------ PASSAGE SHOWN

You might be wondering, wait a second. What's happening here? Accuracy is very important. In terms of package managers, they all have different interpretations of dependencies and the manifest file. Some may or may not install development dependencies, optional dependencies. They may or may not interpret the bundled or peer dependencies, and they may enforce special overrides or resolution algorithms that differ from each other, meaning that the accuracy of the graph is completely up to the package manager. There's this famous quote by Hercules of Euphrates, a Greek philosopher. He said, no man ever steps in the same river twice. The modern day equivalent, we could say that no package JSON ever installs the same way twice. Of course we can joke about this and say that pretty much no npm install is ever going to be the same. And this has to deal with in some cases a mutability problem. If you take anything away from today's talk, just be wary of the accuracy of the audit tools and the package manager tooling that you're using today. The fact is false positives are fine. They may cause churn and they might waste some extra time, but false negatives are actually very dangerous. So what can you do? Well, the best way to handle this is to cache and bundle all your dependencies as often as you can to get the most accurate and most reproducible installation.
5. Supply Chain Threats and Mitigation
Some of the biggest threats to the software supply chain are malware, typosquatting, dependency confusion, registry compromise, and account takeovers. Mitigating these threats involves active scanning, creating profiles, automation, and sharing information. Key heuristics such as names, download counts, versions, and publish dates help mitigate typosquatting. Policies and enforcement can also be used to protect against these threats.
So what are some of the supply chain threats that we see beyond accuracy and mutability? Some of the biggest threats to the software supply chain are things like malware, typosquatting, dependency confusion, registry compromise, and account takeovers.
So how can we mitigate malware? Well, taking an active approach to scanning on a regular basis and creating profiles about what malware does and doesn't look like is important. And, of course, the automation of those tools on the registry side, as well as in your private instances, is important. And letting others know what you've found is key to keeping us safe.
How can typosquatting be mitigated? Well, there are some key heuristics that we can use. Things like names, download counts, versions, and the publish date are all indicators of whether or not something is trying to hide and pretend to be a popular or safe package within the ecosystem. Of course, we can use policies and enforcement of those policies through tooling about the personas or heuristics that we've created.

------------
------ PROVIDED DATA

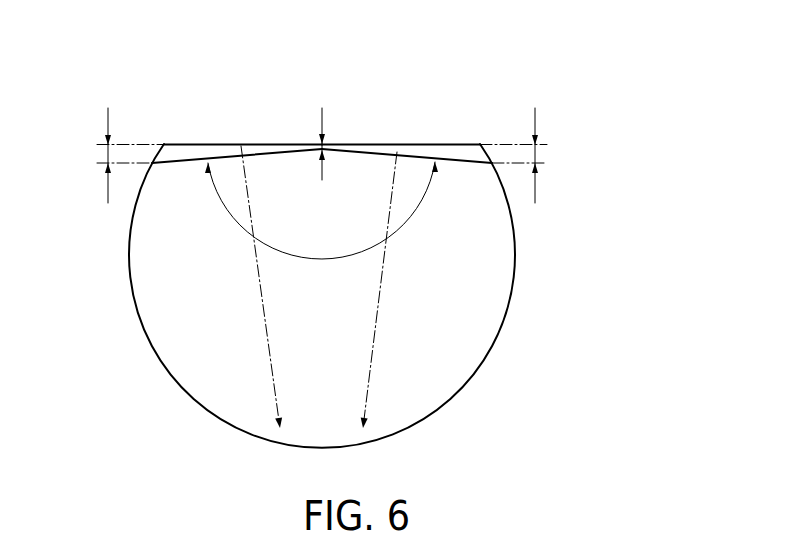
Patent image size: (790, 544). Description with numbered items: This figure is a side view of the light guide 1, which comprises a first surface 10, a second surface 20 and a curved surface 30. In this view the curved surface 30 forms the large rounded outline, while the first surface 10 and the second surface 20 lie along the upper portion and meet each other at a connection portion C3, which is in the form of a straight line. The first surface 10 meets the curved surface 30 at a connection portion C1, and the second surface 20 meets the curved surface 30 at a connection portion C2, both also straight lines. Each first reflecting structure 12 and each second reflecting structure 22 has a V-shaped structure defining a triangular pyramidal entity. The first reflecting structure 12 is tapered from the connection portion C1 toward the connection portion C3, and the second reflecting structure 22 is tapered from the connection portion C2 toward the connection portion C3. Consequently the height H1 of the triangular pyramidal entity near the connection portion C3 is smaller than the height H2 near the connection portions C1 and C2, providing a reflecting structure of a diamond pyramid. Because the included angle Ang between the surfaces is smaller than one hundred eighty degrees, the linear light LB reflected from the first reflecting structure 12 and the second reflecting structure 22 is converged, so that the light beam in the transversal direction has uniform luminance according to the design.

The light guide 1 is at (335, 68).
The first surface 10 is at (452, 157).
The first reflecting structure 12 is at (428, 144).
The second surface 20 is at (188, 158).
The second reflecting structure 22 is at (240, 145).
The curved surface 30 is at (148, 342).
The connection portion C1 is at (478, 144).
The connection portion C2 is at (163, 145).
The connection portion C3 is at (318, 143).
The height H1 is at (347, 144).
The height H2 is at (322, 155).
The included angle Ang is at (321, 210).
The linear light LB is at (373, 323).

------------

→ REQUIRED WORK:
**1)** Output the talk excerpt from "So how can we" up to and including "keeping us safe.", word for word.
**2)** Which lines of the listing contain the word "light"? Pull each of them out unchanged.
The talk excerpt and the listing have nothing to do with each other.

→ SOLUTIONS TO THE EXERCISE:
**1)**
So how can we mitigate malware? Well, taking an active approach to scanning on a regular basis and creating profiles about what malware does and doesn't look like is important. And, of course, the automation of those tools on the registry side, as well as in your private instances, is important. And letting others know what you've found is key to keeping us safe.

**2)**
Patent image size: (790, 544). Description with numbered items: This figure is a side view of the light guide 1, which comprises a first surface 10, a second surface 20 and a curved surface 30. In this view the curved surface 30 forms the large rounded outline, while the first surface 10 and the second surface 20 lie along the upper portion and meet each other at a connection portion C3, which is in the form of a straight line. The first surface 10 meets the curved surface 30 at a connection portion C1, and the second surface 20 meets the curved surface 30 at a connection portion C2, both also straight lines. Each first reflecting structure 12 and each second reflecting structure 22 has a V-shaped structure defining a triangular pyramidal entity. The first reflecting structure 12 is tapered from the connection portion C1 toward the connection portion C3, and the second reflecting structure 22 is tapered from the connection portion C2 toward the connection portion C3. Consequently the height H1 of the triangular pyramidal entity near the connection portion C3 is smaller than the height H2 near the connection portions C1 and C2, providing a reflecting structure of a diamond pyramid. Because the included angle Ang between the surfaces is smaller than one hundred eighty degrees, the linear light LB reflected from the first reflecting structure 12 and the second reflecting structure 22 is converged, so that the light beam in the transversal direction has uniform luminance according to the design.
The light guide 1 is at (335, 68).
The linear light LB is at (373, 323).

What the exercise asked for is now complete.